— DATA ROWS —
--- BEGIN ---

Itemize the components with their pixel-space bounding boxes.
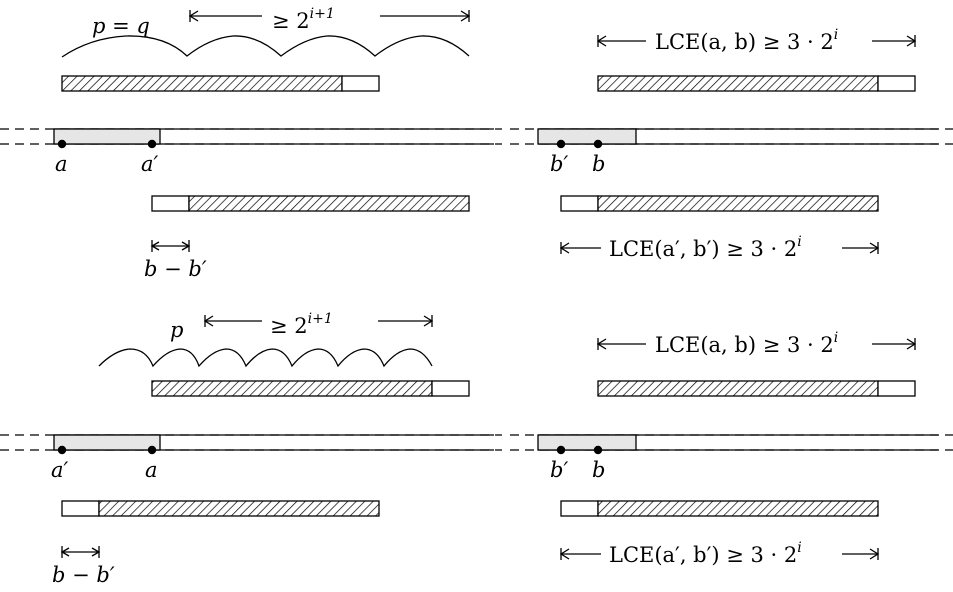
mismatch-bar-b-prime-bottom (560, 500, 599, 517)
match-bar-a-bottom (151, 380, 433, 397)
match-bar-b-bottom (597, 380, 879, 397)
match-bar-a-top (61, 75, 343, 92)
lce-ab-arrow-top (596, 35, 917, 47)
label-a-prime-bottom: a′ (51, 458, 69, 482)
diff-arrow-top (150, 240, 191, 252)
lce-ab-label-top: LCE(a, b) ≥ 3 · 2i (655, 27, 838, 54)
period-span-arrow-top (188, 10, 471, 22)
match-bar-a-prime-bottom (98, 500, 380, 517)
lce-ab-label-bottom: LCE(a, b) ≥ 3 · 2i (655, 330, 838, 357)
lce-ab-arrow-bottom (596, 338, 917, 350)
diff-label-bottom: b − b′ (52, 563, 115, 587)
point-a-prime-bottom (57, 445, 67, 455)
gray-region-left-top (53, 128, 161, 145)
lce-ab-prime-label-top: LCE(a′, b′) ≥ 3 · 2i (609, 234, 802, 261)
period-span-label-top: ≥ 2i+1 (272, 6, 335, 33)
match-bar-b-prime-bottom (597, 500, 879, 517)
label-a-bottom: a (145, 458, 158, 482)
label-b-prime-top: b′ (550, 152, 568, 176)
period-label-bottom: p (170, 318, 183, 342)
point-b-top (593, 139, 603, 149)
mismatch-bar-a-bottom (431, 380, 470, 397)
point-a-bottom (147, 445, 157, 455)
period-span-arrow-bottom (203, 315, 434, 327)
period-span-label-bottom: ≥ 2i+1 (270, 311, 333, 338)
lce-ab-prime-label-bottom: LCE(a′, b′) ≥ 3 · 2i (609, 540, 802, 567)
lce-ab-prime-arrow-top (559, 242, 880, 254)
match-bar-b-top (597, 75, 879, 92)
label-b-bottom: b (592, 458, 605, 482)
mismatch-bar-a-prime-bottom (61, 500, 100, 517)
period-wave-top (61, 35, 470, 58)
gray-region-right-bottom (537, 434, 637, 451)
lce-ab-prime-arrow-bottom (559, 548, 880, 560)
period-label-top: p = q (92, 14, 150, 38)
point-b-prime-bottom (556, 445, 566, 455)
label-a-top: a (55, 152, 68, 176)
point-b-bottom (593, 445, 603, 455)
label-a-prime-top: a′ (141, 152, 159, 176)
mismatch-bar-b-prime-top (560, 195, 599, 212)
label-b-top: b (592, 152, 605, 176)
point-a-top (57, 139, 67, 149)
mismatch-bar-b-bottom (877, 380, 916, 397)
label-b-prime-bottom: b′ (550, 458, 568, 482)
panel-top: p = q ≥ 2i+1 LCE(a, b) ≥ 3 · 2i (0, 6, 953, 281)
mismatch-bar-a-top (341, 75, 380, 92)
mismatch-bar-a-prime-top (151, 195, 190, 212)
period-wave-bottom (98, 348, 433, 368)
match-bar-b-prime-top (597, 195, 879, 212)
point-b-prime-top (556, 139, 566, 149)
panel-bottom: p ≥ 2i+1 LCE(a, b) ≥ 3 · 2i (0, 311, 953, 587)
mismatch-bar-b-top (877, 75, 916, 92)
diff-label-top: b − b′ (144, 257, 207, 281)
gray-region-right-top (537, 128, 637, 145)
diff-arrow-bottom (60, 546, 101, 558)
match-bar-a-prime-top (188, 195, 470, 212)
point-a-prime-top (147, 139, 157, 149)
gray-region-left-bottom (53, 434, 161, 451)
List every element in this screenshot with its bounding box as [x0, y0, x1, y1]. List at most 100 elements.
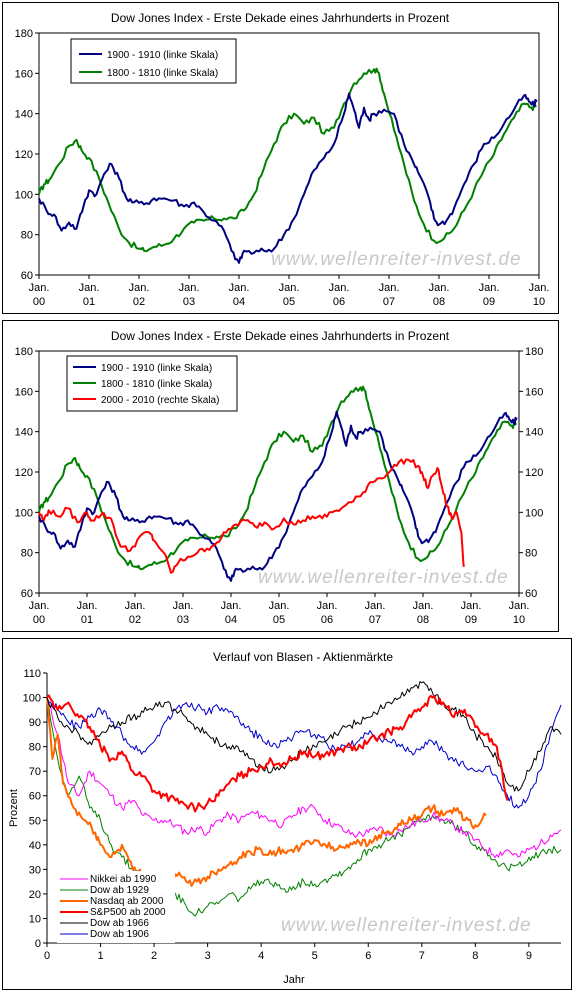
- watermark-3: www.wellenreiter-invest.de: [281, 915, 532, 936]
- x-tick-label-top: Jan.: [509, 600, 530, 612]
- y-tick-label: 90: [29, 717, 41, 729]
- x-tick-label-bottom: 04: [233, 296, 245, 308]
- y2-tick-label: 140: [525, 427, 543, 439]
- x-tick-label-bottom: 07: [369, 614, 381, 626]
- x-tick-label-bottom: 06: [333, 296, 345, 308]
- watermark-2: www.wellenreiter-invest.de: [258, 567, 509, 588]
- chart-panel-1: Dow Jones Index - Erste Dekade eines Jah…: [2, 2, 559, 314]
- x-tick-label: 9: [526, 950, 532, 962]
- x-tick-label-top: Jan.: [179, 282, 200, 294]
- x-tick-label-top: Jan.: [365, 600, 386, 612]
- y-tick-label: 10: [29, 913, 41, 925]
- y-tick-label: 100: [15, 507, 33, 519]
- chart-2-svg: Dow Jones Index - Erste Dekade eines Jah…: [15, 329, 544, 626]
- x-tick-label-bottom: 05: [283, 296, 295, 308]
- x-tick-label-top: Jan.: [125, 600, 146, 612]
- x-tick-label-top: Jan.: [79, 282, 100, 294]
- y-axis-label: Prozent: [8, 789, 20, 827]
- legend2-2000: 2000 - 2010 (rechte Skala): [101, 395, 219, 406]
- x-tick-label-top: Jan.: [173, 600, 194, 612]
- chart-1-legend: 1900 - 1910 (linke Skala) 1800 - 1810 (l…: [70, 38, 237, 84]
- y2-tick-label: 180: [525, 346, 543, 358]
- y-tick-label: 120: [15, 149, 33, 161]
- y2-tick-label: 60: [525, 588, 537, 600]
- x-tick-label-bottom: 03: [177, 614, 189, 626]
- y-tick-label: 60: [29, 791, 41, 803]
- x-tick-label-bottom: 06: [321, 614, 333, 626]
- x-tick-label-bottom: 00: [33, 296, 45, 308]
- chart-2-title: Dow Jones Index - Erste Dekade eines Jah…: [111, 329, 450, 343]
- x-tick-label: 1: [97, 950, 103, 962]
- series-line-0: [46, 697, 562, 858]
- legend3-sp500: S&P500 ab 2000: [90, 907, 166, 918]
- x-tick-label: 7: [419, 950, 425, 962]
- y-tick-label: 30: [29, 864, 41, 876]
- y-tick-label: 70: [29, 766, 41, 778]
- x-tick-label: 8: [472, 950, 478, 962]
- chart-3-title: Verlauf von Blasen - Aktienmärkte: [213, 650, 393, 664]
- x-tick-label-bottom: 09: [483, 296, 495, 308]
- x-tick-label-bottom: 04: [225, 614, 237, 626]
- x-tick-label: 2: [151, 950, 157, 962]
- x-tick-label: 5: [312, 950, 318, 962]
- y-tick-label: 100: [15, 189, 33, 201]
- y2-tick-label: 160: [525, 386, 543, 398]
- series-line-1: [38, 92, 538, 264]
- x-tick-label-bottom: 10: [533, 296, 545, 308]
- y-tick-label: 60: [21, 270, 33, 282]
- x-tick-label-top: Jan.: [29, 600, 50, 612]
- series-line-4: [46, 681, 562, 792]
- x-tick-label-bottom: 02: [133, 296, 145, 308]
- x-tick-label: 3: [205, 950, 211, 962]
- legend-1800: 1800 - 1810 (linke Skala): [107, 68, 218, 79]
- x-tick-label-top: Jan.: [269, 600, 290, 612]
- x-tick-label-bottom: 08: [417, 614, 429, 626]
- x-tick-label-top: Jan.: [529, 282, 550, 294]
- y-tick-label: 20: [29, 889, 41, 901]
- x-tick-label-top: Jan.: [279, 282, 300, 294]
- y-tick-label: 50: [29, 815, 41, 827]
- x-tick-label-top: Jan.: [461, 600, 482, 612]
- x-tick-label-top: Jan.: [77, 600, 98, 612]
- x-tick-label-bottom: 01: [83, 296, 95, 308]
- x-tick-label-top: Jan.: [329, 282, 350, 294]
- x-tick-label-top: Jan.: [229, 282, 250, 294]
- y-tick-label: 140: [15, 109, 33, 121]
- y-tick-label: 80: [21, 230, 33, 242]
- x-tick-label-top: Jan.: [317, 600, 338, 612]
- x-axis-label: Jahr: [283, 974, 305, 986]
- x-tick-label-top: Jan.: [29, 282, 50, 294]
- x-tick-label-bottom: 00: [33, 614, 45, 626]
- legend2-1800: 1800 - 1810 (linke Skala): [101, 379, 212, 390]
- x-tick-label: 0: [44, 950, 50, 962]
- x-tick-label-top: Jan.: [479, 282, 500, 294]
- legend3-dow1906: Dow ab 1906: [90, 929, 149, 940]
- series-line-2: [46, 697, 487, 887]
- legend3-nikkei: Nikkei ab 1990: [90, 874, 157, 885]
- y-tick-label: 140: [15, 427, 33, 439]
- x-tick-label-bottom: 05: [273, 614, 285, 626]
- y-tick-label: 60: [21, 588, 33, 600]
- x-tick-label-bottom: 03: [183, 296, 195, 308]
- x-tick-label: 6: [365, 950, 371, 962]
- legend3-dow1966: Dow ab 1966: [90, 918, 149, 929]
- x-tick-label-top: Jan.: [221, 600, 242, 612]
- y2-tick-label: 80: [525, 548, 537, 560]
- y-tick-label: 160: [15, 386, 33, 398]
- series-line-2: [38, 458, 465, 574]
- y-tick-label: 180: [15, 346, 33, 358]
- chart-panel-2: Dow Jones Index - Erste Dekade eines Jah…: [2, 320, 559, 632]
- y-tick-label: 0: [35, 938, 41, 950]
- legend2-1900: 1900 - 1910 (linke Skala): [101, 363, 212, 374]
- x-tick-label-top: Jan.: [129, 282, 150, 294]
- y-tick-label: 80: [21, 548, 33, 560]
- chart-2-legend: 1900 - 1910 (linke Skala) 1800 - 1810 (l…: [66, 355, 238, 412]
- x-tick-label-bottom: 09: [465, 614, 477, 626]
- x-tick-label-top: Jan.: [413, 600, 434, 612]
- x-tick-label-bottom: 07: [383, 296, 395, 308]
- chart-panel-3: Verlauf von Blasen - Aktienmärkte 0 10 20 3…: [2, 638, 572, 990]
- chart-3-legend: Nikkei ab 1990 Dow ab 1929 Nasdaq ab 200…: [57, 871, 175, 943]
- y-tick-label: 100: [23, 693, 41, 705]
- x-tick-label-top: Jan.: [379, 282, 400, 294]
- legend3-dow1929: Dow ab 1929: [90, 885, 149, 896]
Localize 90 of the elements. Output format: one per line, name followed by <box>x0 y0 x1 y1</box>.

--- END ---

Repeat the data between the lines holding "- watermark-3: www.wellenreiter-invest.de: [281, 915, 532, 936]" and "- y-tick-label: 70: [29, 766, 41, 778]", inclusive.

- watermark-3: www.wellenreiter-invest.de: [281, 915, 532, 936]
- x-tick-label-top: Jan.: [509, 600, 530, 612]
- y-tick-label: 90: [29, 717, 41, 729]
- x-tick-label-bottom: 04: [233, 296, 245, 308]
- y2-tick-label: 140: [525, 427, 543, 439]
- x-tick-label-bottom: 07: [369, 614, 381, 626]
- x-tick-label-bottom: 06: [333, 296, 345, 308]
- watermark-2: www.wellenreiter-invest.de: [258, 567, 509, 588]
- chart-panel-1: Dow Jones Index - Erste Dekade eines Jah…: [2, 2, 559, 314]
- x-tick-label: 9: [526, 950, 532, 962]
- x-tick-label-top: Jan.: [179, 282, 200, 294]
- x-tick-label-top: Jan.: [365, 600, 386, 612]
- y-tick-label: 10: [29, 913, 41, 925]
- y-tick-label: 100: [15, 507, 33, 519]
- chart-2-svg: Dow Jones Index - Erste Dekade eines Jah…: [15, 329, 544, 626]
- x-tick-label-bottom: 05: [283, 296, 295, 308]
- x-tick-label-top: Jan.: [125, 600, 146, 612]
- x-tick-label-top: Jan.: [79, 282, 100, 294]
- y-axis-label: Prozent: [8, 789, 20, 827]
- legend2-2000: 2000 - 2010 (rechte Skala): [101, 395, 219, 406]
- x-tick-label-top: Jan.: [173, 600, 194, 612]
- chart-1-legend: 1900 - 1910 (linke Skala) 1800 - 1810 (l…: [70, 38, 237, 84]
- y2-tick-label: 180: [525, 346, 543, 358]
- y-tick-label: 120: [15, 149, 33, 161]
- y2-tick-label: 60: [525, 588, 537, 600]
- x-tick-label-bottom: 03: [177, 614, 189, 626]
- y-tick-label: 60: [29, 791, 41, 803]
- x-tick-label-bottom: 06: [321, 614, 333, 626]
- x-tick-label-bottom: 00: [33, 296, 45, 308]
- chart-2-title: Dow Jones Index - Erste Dekade eines Jah…: [111, 329, 450, 343]
- x-tick-label: 1: [97, 950, 103, 962]
- series-line-0: [46, 697, 562, 858]
- legend3-sp500: S&P500 ab 2000: [90, 907, 166, 918]
- x-tick-label: 7: [419, 950, 425, 962]
- y-tick-label: 30: [29, 864, 41, 876]
- y-tick-label: 70: [29, 766, 41, 778]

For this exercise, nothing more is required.